PROBLEM REQUIREMENTS
Return the listing below exactly, with the pictures dropped.

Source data
==*==

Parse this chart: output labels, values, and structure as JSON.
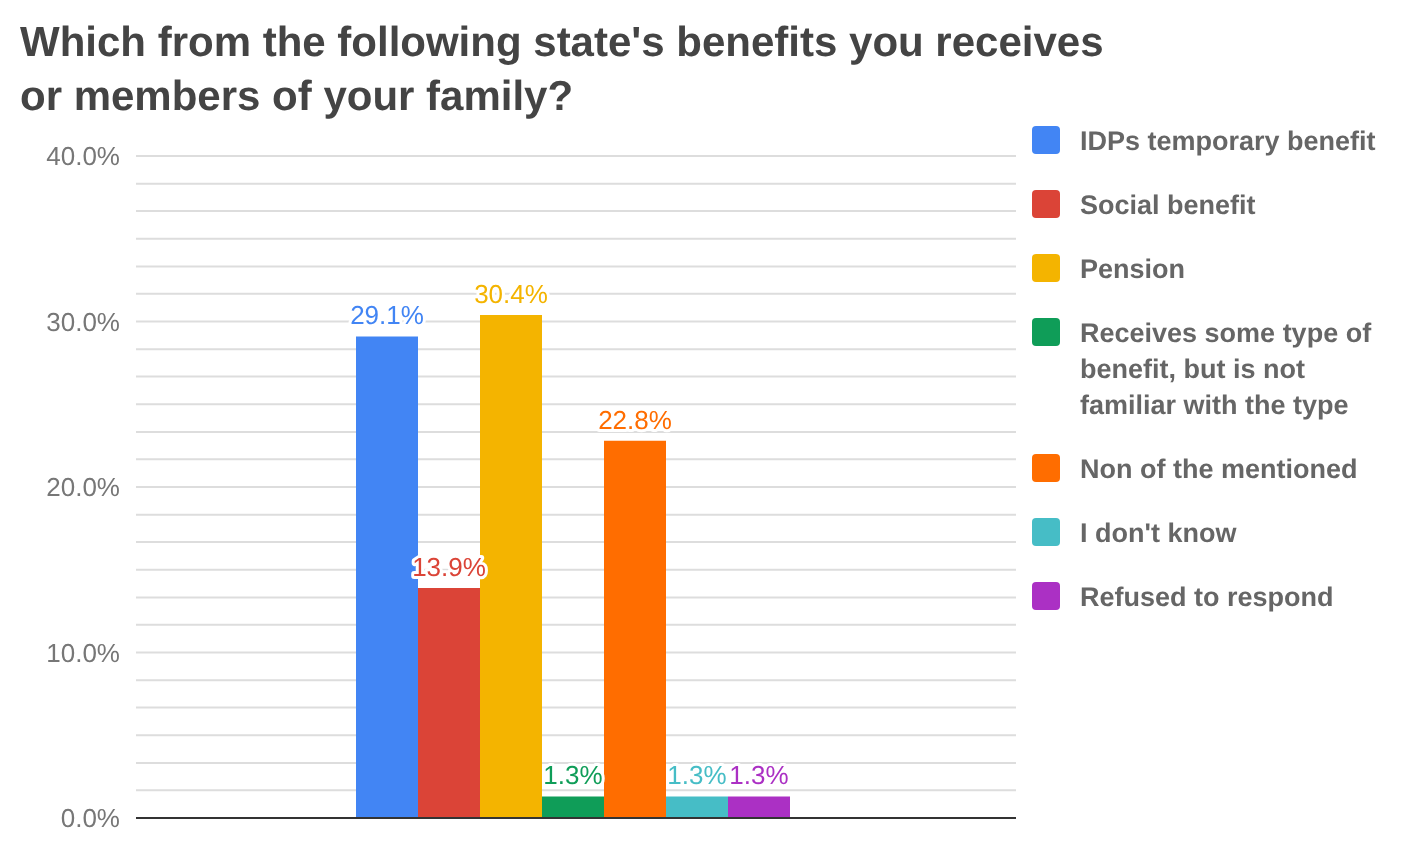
{
  "chart_data": {
    "type": "bar",
    "title": "Which from the following state's benefits you receives or members of your family?",
    "categories": [
      null
    ],
    "series": [
      {
        "name": "IDPs temporary benefit",
        "color": "#4285f4",
        "values": [
          29.1
        ],
        "value_labels": [
          "29.1%"
        ]
      },
      {
        "name": "Social benefit",
        "color": "#db4437",
        "values": [
          13.9
        ],
        "value_labels": [
          "13.9%"
        ]
      },
      {
        "name": "Pension",
        "color": "#f4b400",
        "values": [
          30.4
        ],
        "value_labels": [
          "30.4%"
        ]
      },
      {
        "name": "Receives some type of benefit, but is not familiar with the type",
        "color": "#0f9d58",
        "values": [
          1.3
        ],
        "value_labels": [
          "1.3%"
        ]
      },
      {
        "name": "Non of the mentioned",
        "color": "#ff6d00",
        "values": [
          22.8
        ],
        "value_labels": [
          "22.8%"
        ]
      },
      {
        "name": "I don't know",
        "color": "#46bdc6",
        "values": [
          1.3
        ],
        "value_labels": [
          "1.3%"
        ]
      },
      {
        "name": "Refused to respond",
        "color": "#ab30c4",
        "values": [
          1.3
        ],
        "value_labels": [
          "1.3%"
        ]
      }
    ],
    "ylim": [
      0,
      40
    ],
    "yticks": [
      {
        "value": 0,
        "label": "0.0%"
      },
      {
        "value": 1.67,
        "label": null
      },
      {
        "value": 3.33,
        "label": null
      },
      {
        "value": 5,
        "label": null
      },
      {
        "value": 6.67,
        "label": null
      },
      {
        "value": 8.33,
        "label": null
      },
      {
        "value": 10,
        "label": "10.0%"
      },
      {
        "value": 11.67,
        "label": null
      },
      {
        "value": 13.33,
        "label": null
      },
      {
        "value": 15,
        "label": null
      },
      {
        "value": 16.67,
        "label": null
      },
      {
        "value": 18.33,
        "label": null
      },
      {
        "value": 20,
        "label": "20.0%"
      },
      {
        "value": 21.67,
        "label": null
      },
      {
        "value": 23.33,
        "label": null
      },
      {
        "value": 25,
        "label": null
      },
      {
        "value": 26.67,
        "label": null
      },
      {
        "value": 28.33,
        "label": null
      },
      {
        "value": 30,
        "label": "30.0%"
      },
      {
        "value": 31.67,
        "label": null
      },
      {
        "value": 33.33,
        "label": null
      },
      {
        "value": 35,
        "label": null
      },
      {
        "value": 36.67,
        "label": null
      },
      {
        "value": 38.33,
        "label": null
      },
      {
        "value": 40,
        "label": "40.0%"
      }
    ],
    "grid": "y",
    "legend": "right"
  }
}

==*==

EXPECTED ANSWER
Parse this chart: output labels, values, and structure as JSON.
{
  "chart_data": {
    "type": "bar",
    "title": "Which from the following state's benefits you receives or members of your family?",
    "categories": [
      null
    ],
    "series": [
      {
        "name": "IDPs temporary benefit",
        "color": "#4285f4",
        "values": [
          29.1
        ],
        "value_labels": [
          "29.1%"
        ]
      },
      {
        "name": "Social benefit",
        "color": "#db4437",
        "values": [
          13.9
        ],
        "value_labels": [
          "13.9%"
        ]
      },
      {
        "name": "Pension",
        "color": "#f4b400",
        "values": [
          30.4
        ],
        "value_labels": [
          "30.4%"
        ]
      },
      {
        "name": "Receives some type of benefit, but is not familiar with the type",
        "color": "#0f9d58",
        "values": [
          1.3
        ],
        "value_labels": [
          "1.3%"
        ]
      },
      {
        "name": "Non of the mentioned",
        "color": "#ff6d00",
        "values": [
          22.8
        ],
        "value_labels": [
          "22.8%"
        ]
      },
      {
        "name": "I don't know",
        "color": "#46bdc6",
        "values": [
          1.3
        ],
        "value_labels": [
          "1.3%"
        ]
      },
      {
        "name": "Refused to respond",
        "color": "#ab30c4",
        "values": [
          1.3
        ],
        "value_labels": [
          "1.3%"
        ]
      }
    ],
    "ylim": [
      0,
      40
    ],
    "yticks": [
      {
        "value": 0,
        "label": "0.0%"
      },
      {
        "value": 1.67,
        "label": null
      },
      {
        "value": 3.33,
        "label": null
      },
      {
        "value": 5,
        "label": null
      },
      {
        "value": 6.67,
        "label": null
      },
      {
        "value": 8.33,
        "label": null
      },
      {
        "value": 10,
        "label": "10.0%"
      },
      {
        "value": 11.67,
        "label": null
      },
      {
        "value": 13.33,
        "label": null
      },
      {
        "value": 15,
        "label": null
      },
      {
        "value": 16.67,
        "label": null
      },
      {
        "value": 18.33,
        "label": null
      },
      {
        "value": 20,
        "label": "20.0%"
      },
      {
        "value": 21.67,
        "label": null
      },
      {
        "value": 23.33,
        "label": null
      },
      {
        "value": 25,
        "label": null
      },
      {
        "value": 26.67,
        "label": null
      },
      {
        "value": 28.33,
        "label": null
      },
      {
        "value": 30,
        "label": "30.0%"
      },
      {
        "value": 31.67,
        "label": null
      },
      {
        "value": 33.33,
        "label": null
      },
      {
        "value": 35,
        "label": null
      },
      {
        "value": 36.67,
        "label": null
      },
      {
        "value": 38.33,
        "label": null
      },
      {
        "value": 40,
        "label": "40.0%"
      }
    ],
    "grid": "y",
    "legend": "right"
  }
}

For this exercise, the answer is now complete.